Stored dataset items
>>>

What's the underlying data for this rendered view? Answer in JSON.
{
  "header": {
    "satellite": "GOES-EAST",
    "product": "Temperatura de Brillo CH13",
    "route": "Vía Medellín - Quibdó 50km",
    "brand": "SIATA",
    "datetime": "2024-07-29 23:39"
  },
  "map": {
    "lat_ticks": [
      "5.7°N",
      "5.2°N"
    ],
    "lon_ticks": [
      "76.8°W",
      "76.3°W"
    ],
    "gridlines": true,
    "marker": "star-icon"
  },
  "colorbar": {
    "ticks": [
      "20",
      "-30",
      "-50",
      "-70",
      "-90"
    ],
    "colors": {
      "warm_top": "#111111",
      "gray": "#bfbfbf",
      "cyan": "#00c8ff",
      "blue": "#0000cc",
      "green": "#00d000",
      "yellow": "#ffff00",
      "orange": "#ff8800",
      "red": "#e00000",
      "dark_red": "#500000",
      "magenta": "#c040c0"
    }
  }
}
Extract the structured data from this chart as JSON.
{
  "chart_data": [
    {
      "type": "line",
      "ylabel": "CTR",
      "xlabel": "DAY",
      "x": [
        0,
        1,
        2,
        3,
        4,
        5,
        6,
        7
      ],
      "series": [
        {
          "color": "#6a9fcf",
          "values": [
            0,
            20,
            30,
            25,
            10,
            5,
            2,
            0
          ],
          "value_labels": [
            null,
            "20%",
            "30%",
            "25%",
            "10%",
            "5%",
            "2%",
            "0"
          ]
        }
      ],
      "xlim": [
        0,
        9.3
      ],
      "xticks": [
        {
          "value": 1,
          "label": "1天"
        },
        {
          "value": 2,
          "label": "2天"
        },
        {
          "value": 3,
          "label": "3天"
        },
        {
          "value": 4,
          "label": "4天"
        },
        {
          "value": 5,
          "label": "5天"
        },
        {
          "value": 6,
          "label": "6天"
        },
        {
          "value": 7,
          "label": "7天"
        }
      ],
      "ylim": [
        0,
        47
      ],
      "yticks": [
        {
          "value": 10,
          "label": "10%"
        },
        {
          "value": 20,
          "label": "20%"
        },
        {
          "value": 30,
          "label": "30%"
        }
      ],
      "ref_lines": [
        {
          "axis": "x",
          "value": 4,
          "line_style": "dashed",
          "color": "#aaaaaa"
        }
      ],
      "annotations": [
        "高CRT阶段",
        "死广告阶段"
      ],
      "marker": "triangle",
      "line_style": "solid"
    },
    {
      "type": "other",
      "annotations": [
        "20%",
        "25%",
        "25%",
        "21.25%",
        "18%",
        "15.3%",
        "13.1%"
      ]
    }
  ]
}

<<<
>>>

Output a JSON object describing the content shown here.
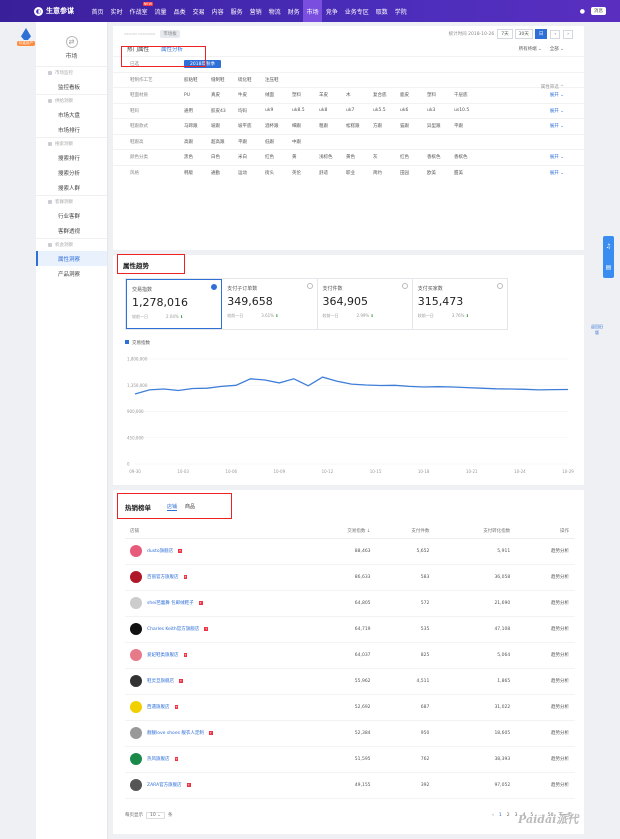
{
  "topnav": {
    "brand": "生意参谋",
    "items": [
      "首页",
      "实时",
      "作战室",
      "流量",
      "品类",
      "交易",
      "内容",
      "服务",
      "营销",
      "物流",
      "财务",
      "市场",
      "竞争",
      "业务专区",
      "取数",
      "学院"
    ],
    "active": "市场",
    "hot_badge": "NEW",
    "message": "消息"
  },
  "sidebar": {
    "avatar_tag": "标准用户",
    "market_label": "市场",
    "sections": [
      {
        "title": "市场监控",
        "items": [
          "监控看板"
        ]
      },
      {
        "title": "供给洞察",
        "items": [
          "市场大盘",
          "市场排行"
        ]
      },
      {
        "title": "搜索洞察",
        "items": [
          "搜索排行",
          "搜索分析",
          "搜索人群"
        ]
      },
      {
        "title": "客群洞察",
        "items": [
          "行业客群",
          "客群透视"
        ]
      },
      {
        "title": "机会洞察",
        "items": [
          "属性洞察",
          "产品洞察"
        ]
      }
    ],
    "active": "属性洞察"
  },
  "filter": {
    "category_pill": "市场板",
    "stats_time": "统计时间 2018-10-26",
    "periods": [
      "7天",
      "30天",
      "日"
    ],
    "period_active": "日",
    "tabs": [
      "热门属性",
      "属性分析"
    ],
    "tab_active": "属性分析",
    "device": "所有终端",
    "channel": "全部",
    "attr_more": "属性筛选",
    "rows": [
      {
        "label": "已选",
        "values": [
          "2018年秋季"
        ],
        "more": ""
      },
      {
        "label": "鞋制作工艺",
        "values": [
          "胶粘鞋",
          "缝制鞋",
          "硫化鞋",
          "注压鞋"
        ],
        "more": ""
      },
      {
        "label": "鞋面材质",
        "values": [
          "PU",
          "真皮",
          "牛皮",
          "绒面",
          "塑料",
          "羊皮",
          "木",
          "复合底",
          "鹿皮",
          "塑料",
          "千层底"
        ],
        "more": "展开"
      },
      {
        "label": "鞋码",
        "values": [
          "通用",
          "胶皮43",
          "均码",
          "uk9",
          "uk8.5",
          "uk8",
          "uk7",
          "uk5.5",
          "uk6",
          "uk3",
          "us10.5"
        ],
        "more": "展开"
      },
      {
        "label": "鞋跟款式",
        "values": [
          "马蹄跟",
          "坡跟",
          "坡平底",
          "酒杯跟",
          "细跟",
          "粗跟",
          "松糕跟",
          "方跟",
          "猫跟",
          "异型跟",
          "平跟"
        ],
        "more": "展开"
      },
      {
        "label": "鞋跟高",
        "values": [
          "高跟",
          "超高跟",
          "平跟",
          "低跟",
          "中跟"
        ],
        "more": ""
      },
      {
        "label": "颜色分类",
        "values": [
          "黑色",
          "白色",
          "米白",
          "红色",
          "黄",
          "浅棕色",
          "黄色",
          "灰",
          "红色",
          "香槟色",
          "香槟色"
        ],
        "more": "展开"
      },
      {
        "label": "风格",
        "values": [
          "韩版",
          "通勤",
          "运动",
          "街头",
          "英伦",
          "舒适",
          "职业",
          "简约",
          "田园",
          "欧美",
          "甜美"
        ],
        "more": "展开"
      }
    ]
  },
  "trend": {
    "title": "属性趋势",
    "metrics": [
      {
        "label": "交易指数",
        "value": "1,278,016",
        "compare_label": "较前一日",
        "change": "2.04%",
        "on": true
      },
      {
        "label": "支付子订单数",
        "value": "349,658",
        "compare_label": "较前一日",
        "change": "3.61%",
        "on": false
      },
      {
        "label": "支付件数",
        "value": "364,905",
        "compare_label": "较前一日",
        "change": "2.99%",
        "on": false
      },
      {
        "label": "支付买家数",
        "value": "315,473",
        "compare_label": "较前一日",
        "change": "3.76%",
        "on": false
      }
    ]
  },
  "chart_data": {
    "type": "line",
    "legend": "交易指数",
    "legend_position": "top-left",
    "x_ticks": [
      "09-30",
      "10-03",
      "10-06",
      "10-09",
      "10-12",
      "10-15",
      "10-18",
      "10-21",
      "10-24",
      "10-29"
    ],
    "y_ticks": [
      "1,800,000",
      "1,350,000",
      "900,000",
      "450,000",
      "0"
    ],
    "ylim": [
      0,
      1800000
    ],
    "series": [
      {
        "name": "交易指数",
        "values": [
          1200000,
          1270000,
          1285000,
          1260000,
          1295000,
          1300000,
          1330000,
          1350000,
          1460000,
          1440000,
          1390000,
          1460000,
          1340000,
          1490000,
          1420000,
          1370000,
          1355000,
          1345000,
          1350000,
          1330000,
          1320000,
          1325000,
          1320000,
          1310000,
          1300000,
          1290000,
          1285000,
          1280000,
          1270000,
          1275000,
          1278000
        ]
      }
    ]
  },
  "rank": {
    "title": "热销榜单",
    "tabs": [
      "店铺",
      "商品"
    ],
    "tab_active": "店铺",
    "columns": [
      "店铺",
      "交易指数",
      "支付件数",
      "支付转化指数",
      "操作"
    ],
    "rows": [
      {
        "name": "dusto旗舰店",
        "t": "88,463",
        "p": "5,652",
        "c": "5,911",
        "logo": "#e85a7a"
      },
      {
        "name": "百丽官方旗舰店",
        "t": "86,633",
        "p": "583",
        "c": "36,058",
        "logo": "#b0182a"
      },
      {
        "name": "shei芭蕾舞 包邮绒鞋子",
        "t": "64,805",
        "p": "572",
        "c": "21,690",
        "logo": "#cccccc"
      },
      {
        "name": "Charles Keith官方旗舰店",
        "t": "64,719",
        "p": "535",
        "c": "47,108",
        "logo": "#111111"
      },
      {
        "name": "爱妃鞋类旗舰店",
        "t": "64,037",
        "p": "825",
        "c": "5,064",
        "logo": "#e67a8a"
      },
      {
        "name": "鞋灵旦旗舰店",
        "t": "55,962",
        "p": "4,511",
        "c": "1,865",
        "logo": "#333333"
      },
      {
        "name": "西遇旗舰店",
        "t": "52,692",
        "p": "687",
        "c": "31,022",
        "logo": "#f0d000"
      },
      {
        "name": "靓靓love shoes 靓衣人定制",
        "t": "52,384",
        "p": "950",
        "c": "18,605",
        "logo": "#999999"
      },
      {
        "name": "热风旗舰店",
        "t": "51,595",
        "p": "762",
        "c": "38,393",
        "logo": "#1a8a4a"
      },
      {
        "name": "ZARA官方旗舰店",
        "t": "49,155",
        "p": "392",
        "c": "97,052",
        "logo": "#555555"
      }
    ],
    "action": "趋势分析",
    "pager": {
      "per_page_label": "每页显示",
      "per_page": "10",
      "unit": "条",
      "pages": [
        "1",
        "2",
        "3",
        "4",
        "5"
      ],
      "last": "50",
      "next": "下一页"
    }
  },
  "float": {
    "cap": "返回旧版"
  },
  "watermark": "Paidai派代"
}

<<<

▶ [TASK DESCRIPTION] In the records above, find each line that holds the word "logo"; copy all such lines.

▶ [RESPONSE]
        "logo": "#e85a7a"
        "logo": "#b0182a"
        "logo": "#cccccc"
        "logo": "#111111"
        "logo": "#e67a8a"
        "logo": "#333333"
        "logo": "#f0d000"
        "logo": "#999999"
        "logo": "#1a8a4a"
        "logo": "#555555"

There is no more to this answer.